[Component data from apps and pages]
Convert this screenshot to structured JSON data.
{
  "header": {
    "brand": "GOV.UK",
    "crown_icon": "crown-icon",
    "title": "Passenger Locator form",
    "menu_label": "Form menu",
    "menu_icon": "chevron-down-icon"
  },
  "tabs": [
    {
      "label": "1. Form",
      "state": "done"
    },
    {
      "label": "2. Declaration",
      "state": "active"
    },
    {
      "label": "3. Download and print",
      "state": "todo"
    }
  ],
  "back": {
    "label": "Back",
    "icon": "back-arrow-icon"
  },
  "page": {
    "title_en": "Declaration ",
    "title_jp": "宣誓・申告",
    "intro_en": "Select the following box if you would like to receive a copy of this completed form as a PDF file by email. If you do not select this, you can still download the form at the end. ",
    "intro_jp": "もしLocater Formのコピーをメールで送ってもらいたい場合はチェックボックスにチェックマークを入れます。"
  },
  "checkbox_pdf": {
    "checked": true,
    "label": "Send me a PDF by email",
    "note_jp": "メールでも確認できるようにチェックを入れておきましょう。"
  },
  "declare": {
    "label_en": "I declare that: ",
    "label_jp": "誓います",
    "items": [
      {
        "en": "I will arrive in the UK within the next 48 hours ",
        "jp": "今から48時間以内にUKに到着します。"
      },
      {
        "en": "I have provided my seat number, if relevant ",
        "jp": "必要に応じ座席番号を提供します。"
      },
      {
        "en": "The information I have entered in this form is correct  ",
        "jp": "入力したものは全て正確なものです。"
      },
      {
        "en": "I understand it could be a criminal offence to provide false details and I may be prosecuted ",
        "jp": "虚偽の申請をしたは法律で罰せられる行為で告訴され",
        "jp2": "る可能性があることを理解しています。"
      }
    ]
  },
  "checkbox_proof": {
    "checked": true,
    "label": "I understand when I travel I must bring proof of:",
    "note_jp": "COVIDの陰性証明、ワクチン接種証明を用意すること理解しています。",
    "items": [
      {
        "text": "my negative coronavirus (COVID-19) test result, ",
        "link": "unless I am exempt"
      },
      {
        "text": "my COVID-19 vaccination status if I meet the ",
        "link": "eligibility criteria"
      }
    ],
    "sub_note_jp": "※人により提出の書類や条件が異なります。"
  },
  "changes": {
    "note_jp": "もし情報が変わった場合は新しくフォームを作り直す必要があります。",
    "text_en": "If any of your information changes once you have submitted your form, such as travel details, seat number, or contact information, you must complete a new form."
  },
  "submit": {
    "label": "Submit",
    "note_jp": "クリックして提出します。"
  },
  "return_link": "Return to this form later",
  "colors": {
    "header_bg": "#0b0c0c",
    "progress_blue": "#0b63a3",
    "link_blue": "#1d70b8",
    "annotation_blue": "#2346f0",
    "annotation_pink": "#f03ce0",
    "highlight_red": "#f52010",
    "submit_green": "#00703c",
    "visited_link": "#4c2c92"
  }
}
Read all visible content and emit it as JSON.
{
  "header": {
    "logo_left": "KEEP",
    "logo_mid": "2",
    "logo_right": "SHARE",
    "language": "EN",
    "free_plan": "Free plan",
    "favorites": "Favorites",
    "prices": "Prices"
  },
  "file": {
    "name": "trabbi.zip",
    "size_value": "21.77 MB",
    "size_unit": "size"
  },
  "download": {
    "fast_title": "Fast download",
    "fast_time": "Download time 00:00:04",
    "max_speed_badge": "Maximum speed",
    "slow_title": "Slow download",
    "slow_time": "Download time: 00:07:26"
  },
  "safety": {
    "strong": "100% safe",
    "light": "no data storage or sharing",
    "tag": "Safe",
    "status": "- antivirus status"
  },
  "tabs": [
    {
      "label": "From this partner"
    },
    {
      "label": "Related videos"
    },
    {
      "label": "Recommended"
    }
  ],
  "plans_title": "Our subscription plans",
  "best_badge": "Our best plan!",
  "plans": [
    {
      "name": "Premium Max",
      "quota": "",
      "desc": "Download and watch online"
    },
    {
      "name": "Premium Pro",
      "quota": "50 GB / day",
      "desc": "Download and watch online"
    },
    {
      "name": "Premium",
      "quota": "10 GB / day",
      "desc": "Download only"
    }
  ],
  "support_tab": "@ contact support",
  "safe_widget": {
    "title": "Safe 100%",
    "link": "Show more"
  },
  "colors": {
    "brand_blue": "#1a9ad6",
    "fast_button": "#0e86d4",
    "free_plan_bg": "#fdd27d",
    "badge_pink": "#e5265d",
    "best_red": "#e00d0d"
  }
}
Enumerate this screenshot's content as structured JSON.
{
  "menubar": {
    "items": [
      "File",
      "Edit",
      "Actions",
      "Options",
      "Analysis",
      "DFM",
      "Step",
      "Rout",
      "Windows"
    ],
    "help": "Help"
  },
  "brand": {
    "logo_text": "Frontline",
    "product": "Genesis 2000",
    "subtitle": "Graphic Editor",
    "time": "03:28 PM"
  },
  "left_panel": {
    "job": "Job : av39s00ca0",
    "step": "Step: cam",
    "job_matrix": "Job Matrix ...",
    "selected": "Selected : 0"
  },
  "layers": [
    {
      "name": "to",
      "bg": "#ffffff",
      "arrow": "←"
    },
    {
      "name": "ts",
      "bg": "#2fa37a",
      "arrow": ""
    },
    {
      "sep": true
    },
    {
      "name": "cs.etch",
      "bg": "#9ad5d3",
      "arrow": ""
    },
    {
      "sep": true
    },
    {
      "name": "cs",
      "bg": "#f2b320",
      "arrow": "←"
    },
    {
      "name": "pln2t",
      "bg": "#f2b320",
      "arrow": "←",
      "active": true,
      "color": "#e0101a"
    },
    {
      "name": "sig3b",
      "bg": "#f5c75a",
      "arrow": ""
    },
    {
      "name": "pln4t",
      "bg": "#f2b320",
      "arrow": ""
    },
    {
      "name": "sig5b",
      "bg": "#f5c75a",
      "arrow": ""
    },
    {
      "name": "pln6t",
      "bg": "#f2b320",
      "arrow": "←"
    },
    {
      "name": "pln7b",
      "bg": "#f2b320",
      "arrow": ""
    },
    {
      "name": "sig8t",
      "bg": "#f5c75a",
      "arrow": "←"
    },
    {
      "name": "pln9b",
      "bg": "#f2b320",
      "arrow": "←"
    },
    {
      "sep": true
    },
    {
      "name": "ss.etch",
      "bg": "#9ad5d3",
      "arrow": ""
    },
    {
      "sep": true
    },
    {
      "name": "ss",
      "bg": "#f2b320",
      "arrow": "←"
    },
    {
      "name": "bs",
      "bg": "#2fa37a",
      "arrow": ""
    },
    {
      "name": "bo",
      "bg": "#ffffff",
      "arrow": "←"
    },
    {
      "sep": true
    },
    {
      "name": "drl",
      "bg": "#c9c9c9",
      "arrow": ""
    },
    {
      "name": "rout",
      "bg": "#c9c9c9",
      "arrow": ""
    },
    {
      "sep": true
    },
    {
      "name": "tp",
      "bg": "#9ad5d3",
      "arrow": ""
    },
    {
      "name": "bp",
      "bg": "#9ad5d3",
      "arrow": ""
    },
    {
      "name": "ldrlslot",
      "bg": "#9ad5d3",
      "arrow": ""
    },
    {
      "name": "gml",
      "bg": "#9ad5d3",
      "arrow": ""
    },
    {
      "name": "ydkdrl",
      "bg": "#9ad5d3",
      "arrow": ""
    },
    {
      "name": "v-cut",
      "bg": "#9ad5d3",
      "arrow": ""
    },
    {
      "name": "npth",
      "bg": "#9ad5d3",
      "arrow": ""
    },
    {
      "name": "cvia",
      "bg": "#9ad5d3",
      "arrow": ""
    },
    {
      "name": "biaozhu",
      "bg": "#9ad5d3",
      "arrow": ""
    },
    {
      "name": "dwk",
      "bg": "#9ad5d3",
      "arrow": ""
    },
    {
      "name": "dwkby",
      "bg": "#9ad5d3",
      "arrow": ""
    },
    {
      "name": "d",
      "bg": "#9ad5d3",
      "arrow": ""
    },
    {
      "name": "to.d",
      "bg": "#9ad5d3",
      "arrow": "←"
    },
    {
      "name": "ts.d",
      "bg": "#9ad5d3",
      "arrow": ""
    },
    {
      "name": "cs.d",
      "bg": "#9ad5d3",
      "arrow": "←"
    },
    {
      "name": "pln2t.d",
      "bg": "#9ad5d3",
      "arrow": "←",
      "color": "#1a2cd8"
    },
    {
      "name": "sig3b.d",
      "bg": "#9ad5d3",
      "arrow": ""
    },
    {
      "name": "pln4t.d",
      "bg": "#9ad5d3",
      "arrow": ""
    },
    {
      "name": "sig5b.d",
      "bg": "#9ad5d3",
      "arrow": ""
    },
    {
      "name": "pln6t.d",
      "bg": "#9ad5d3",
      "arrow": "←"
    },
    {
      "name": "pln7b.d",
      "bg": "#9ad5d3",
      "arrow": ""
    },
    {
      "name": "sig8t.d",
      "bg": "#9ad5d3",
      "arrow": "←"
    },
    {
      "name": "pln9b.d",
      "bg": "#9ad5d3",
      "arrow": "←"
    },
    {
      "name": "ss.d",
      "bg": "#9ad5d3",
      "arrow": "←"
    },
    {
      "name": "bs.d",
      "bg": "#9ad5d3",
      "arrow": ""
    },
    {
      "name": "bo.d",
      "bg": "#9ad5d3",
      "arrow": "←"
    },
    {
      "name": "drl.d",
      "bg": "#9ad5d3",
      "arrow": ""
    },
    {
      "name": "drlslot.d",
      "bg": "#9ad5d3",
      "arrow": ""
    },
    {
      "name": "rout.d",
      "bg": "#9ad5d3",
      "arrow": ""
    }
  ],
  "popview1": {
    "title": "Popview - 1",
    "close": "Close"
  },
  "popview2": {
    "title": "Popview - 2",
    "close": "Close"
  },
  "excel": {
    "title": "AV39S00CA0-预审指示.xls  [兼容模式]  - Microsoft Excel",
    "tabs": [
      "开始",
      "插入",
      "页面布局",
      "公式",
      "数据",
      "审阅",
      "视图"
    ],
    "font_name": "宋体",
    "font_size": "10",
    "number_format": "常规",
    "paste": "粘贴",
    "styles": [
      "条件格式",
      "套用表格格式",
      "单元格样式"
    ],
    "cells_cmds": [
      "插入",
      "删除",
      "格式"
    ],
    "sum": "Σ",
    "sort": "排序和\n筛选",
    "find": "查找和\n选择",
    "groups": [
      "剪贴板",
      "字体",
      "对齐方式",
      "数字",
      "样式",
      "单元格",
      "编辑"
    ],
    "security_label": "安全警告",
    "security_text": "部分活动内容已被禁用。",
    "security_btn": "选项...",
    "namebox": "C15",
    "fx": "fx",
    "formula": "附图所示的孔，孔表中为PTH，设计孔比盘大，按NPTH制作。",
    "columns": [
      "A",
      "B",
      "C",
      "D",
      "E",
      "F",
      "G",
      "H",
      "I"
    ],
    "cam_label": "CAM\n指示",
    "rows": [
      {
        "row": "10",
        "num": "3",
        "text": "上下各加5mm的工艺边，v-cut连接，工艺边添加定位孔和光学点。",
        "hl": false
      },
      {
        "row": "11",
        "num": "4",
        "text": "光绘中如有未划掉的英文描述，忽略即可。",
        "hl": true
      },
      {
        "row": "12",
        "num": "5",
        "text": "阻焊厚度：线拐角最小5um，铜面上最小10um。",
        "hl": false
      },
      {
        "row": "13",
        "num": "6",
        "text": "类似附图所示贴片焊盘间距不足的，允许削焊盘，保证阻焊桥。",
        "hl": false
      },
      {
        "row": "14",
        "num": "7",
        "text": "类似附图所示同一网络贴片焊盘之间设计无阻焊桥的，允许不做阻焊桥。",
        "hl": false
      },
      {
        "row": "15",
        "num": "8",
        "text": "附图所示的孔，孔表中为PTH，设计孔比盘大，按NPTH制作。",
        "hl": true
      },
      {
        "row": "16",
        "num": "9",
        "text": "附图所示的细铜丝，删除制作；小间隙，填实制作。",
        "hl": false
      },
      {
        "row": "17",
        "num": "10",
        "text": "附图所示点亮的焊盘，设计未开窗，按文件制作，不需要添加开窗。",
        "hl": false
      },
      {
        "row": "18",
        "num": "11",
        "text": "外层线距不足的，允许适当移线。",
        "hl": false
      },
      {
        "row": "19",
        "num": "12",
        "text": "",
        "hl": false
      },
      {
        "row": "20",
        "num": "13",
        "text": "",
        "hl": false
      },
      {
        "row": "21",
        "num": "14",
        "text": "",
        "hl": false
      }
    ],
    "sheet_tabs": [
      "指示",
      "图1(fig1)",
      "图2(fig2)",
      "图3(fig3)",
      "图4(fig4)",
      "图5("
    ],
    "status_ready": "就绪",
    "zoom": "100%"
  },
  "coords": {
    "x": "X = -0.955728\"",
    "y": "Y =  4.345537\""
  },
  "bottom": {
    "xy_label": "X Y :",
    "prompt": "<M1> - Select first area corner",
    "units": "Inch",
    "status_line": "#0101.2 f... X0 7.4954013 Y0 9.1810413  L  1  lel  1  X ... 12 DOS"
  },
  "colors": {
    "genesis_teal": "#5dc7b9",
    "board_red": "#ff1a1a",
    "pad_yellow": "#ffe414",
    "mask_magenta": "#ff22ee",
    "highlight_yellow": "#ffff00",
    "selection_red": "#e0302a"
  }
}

→ **WHAT YOU SHOULD DO**
Please work out how many lines in the records hold the string "screenshot", and give only the number.

→ **FINISHED TASK**
2